>> begin INPUT RECORDS

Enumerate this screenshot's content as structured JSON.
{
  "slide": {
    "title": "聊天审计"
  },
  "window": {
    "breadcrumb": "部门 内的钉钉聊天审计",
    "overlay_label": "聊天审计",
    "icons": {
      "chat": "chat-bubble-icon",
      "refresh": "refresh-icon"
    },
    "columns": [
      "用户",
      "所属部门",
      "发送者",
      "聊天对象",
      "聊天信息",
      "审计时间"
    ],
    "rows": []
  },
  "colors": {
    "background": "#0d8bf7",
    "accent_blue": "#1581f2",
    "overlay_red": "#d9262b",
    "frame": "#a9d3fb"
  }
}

>> end INPUT RECORDS

WHAT YOU ARE ASKED TO DO =>
Write out the records above again, keeping each one identical to the original.

TASK OUTPUT =>
Enumerate this screenshot's content as structured JSON.
{
  "slide": {
    "title": "聊天审计"
  },
  "window": {
    "breadcrumb": "部门 内的钉钉聊天审计",
    "overlay_label": "聊天审计",
    "icons": {
      "chat": "chat-bubble-icon",
      "refresh": "refresh-icon"
    },
    "columns": [
      "用户",
      "所属部门",
      "发送者",
      "聊天对象",
      "聊天信息",
      "审计时间"
    ],
    "rows": []
  },
  "colors": {
    "background": "#0d8bf7",
    "accent_blue": "#1581f2",
    "overlay_red": "#d9262b",
    "frame": "#a9d3fb"
  }
}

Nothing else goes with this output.